- [Aim of the task]: Transcribe the material in full, exactly as written.

- - -

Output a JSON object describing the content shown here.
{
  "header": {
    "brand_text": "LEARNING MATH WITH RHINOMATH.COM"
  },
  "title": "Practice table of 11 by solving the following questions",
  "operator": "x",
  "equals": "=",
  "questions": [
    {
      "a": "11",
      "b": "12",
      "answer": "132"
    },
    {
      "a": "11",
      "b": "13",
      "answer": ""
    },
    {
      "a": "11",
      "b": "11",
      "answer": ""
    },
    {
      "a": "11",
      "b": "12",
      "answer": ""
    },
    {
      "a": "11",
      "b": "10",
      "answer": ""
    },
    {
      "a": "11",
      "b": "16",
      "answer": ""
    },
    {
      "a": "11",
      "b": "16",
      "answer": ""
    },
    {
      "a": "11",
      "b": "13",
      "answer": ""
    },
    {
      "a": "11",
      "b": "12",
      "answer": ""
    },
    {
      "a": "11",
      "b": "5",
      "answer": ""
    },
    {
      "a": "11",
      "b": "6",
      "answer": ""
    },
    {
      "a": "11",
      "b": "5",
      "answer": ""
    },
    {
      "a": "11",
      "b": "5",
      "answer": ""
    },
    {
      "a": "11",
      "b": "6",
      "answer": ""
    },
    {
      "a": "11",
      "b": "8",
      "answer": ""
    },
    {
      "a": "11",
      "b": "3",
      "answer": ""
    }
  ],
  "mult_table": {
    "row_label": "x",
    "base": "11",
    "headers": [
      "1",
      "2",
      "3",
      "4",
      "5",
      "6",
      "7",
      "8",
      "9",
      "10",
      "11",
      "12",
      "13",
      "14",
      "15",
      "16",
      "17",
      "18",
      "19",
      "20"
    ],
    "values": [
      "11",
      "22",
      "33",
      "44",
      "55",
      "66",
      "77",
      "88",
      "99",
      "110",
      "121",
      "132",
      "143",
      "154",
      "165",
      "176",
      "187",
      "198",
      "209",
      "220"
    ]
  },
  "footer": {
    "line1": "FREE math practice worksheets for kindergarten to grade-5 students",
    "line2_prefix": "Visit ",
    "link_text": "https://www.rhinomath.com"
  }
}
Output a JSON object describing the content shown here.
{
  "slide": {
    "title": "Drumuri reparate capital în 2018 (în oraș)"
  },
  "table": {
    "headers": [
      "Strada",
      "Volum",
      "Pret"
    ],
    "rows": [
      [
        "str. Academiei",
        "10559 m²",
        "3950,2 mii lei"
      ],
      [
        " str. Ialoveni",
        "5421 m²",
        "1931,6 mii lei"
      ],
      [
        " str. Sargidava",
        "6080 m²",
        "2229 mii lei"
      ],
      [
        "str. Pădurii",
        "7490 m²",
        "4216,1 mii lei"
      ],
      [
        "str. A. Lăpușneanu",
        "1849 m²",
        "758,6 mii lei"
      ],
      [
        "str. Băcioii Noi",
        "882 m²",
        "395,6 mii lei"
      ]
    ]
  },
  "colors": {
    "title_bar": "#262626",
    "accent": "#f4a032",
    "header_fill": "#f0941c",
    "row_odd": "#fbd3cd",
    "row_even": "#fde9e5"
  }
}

- - -

- [Task output]:
Output a JSON object describing the content shown here.
{
  "header": {
    "brand_text": "LEARNING MATH WITH RHINOMATH.COM"
  },
  "title": "Practice table of 11 by solving the following questions",
  "operator": "x",
  "equals": "=",
  "questions": [
    {
      "a": "11",
      "b": "12",
      "answer": "132"
    },
    {
      "a": "11",
      "b": "13",
      "answer": ""
    },
    {
      "a": "11",
      "b": "11",
      "answer": ""
    },
    {
      "a": "11",
      "b": "12",
      "answer": ""
    },
    {
      "a": "11",
      "b": "10",
      "answer": ""
    },
    {
      "a": "11",
      "b": "16",
      "answer": ""
    },
    {
      "a": "11",
      "b": "16",
      "answer": ""
    },
    {
      "a": "11",
      "b": "13",
      "answer": ""
    },
    {
      "a": "11",
      "b": "12",
      "answer": ""
    },
    {
      "a": "11",
      "b": "5",
      "answer": ""
    },
    {
      "a": "11",
      "b": "6",
      "answer": ""
    },
    {
      "a": "11",
      "b": "5",
      "answer": ""
    },
    {
      "a": "11",
      "b": "5",
      "answer": ""
    },
    {
      "a": "11",
      "b": "6",
      "answer": ""
    },
    {
      "a": "11",
      "b": "8",
      "answer": ""
    },
    {
      "a": "11",
      "b": "3",
      "answer": ""
    }
  ],
  "mult_table": {
    "row_label": "x",
    "base": "11",
    "headers": [
      "1",
      "2",
      "3",
      "4",
      "5",
      "6",
      "7",
      "8",
      "9",
      "10",
      "11",
      "12",
      "13",
      "14",
      "15",
      "16",
      "17",
      "18",
      "19",
      "20"
    ],
    "values": [
      "11",
      "22",
      "33",
      "44",
      "55",
      "66",
      "77",
      "88",
      "99",
      "110",
      "121",
      "132",
      "143",
      "154",
      "165",
      "176",
      "187",
      "198",
      "209",
      "220"
    ]
  },
  "footer": {
    "line1": "FREE math practice worksheets for kindergarten to grade-5 students",
    "line2_prefix": "Visit ",
    "link_text": "https://www.rhinomath.com"
  }
}
Output a JSON object describing the content shown here.
{
  "slide": {
    "title": "Drumuri reparate capital în 2018 (în oraș)"
  },
  "table": {
    "headers": [
      "Strada",
      "Volum",
      "Pret"
    ],
    "rows": [
      [
        "str. Academiei",
        "10559 m²",
        "3950,2 mii lei"
      ],
      [
        " str. Ialoveni",
        "5421 m²",
        "1931,6 mii lei"
      ],
      [
        " str. Sargidava",
        "6080 m²",
        "2229 mii lei"
      ],
      [
        "str. Pădurii",
        "7490 m²",
        "4216,1 mii lei"
      ],
      [
        "str. A. Lăpușneanu",
        "1849 m²",
        "758,6 mii lei"
      ],
      [
        "str. Băcioii Noi",
        "882 m²",
        "395,6 mii lei"
      ]
    ]
  },
  "colors": {
    "title_bar": "#262626",
    "accent": "#f4a032",
    "header_fill": "#f0941c",
    "row_odd": "#fbd3cd",
    "row_even": "#fde9e5"
  }
}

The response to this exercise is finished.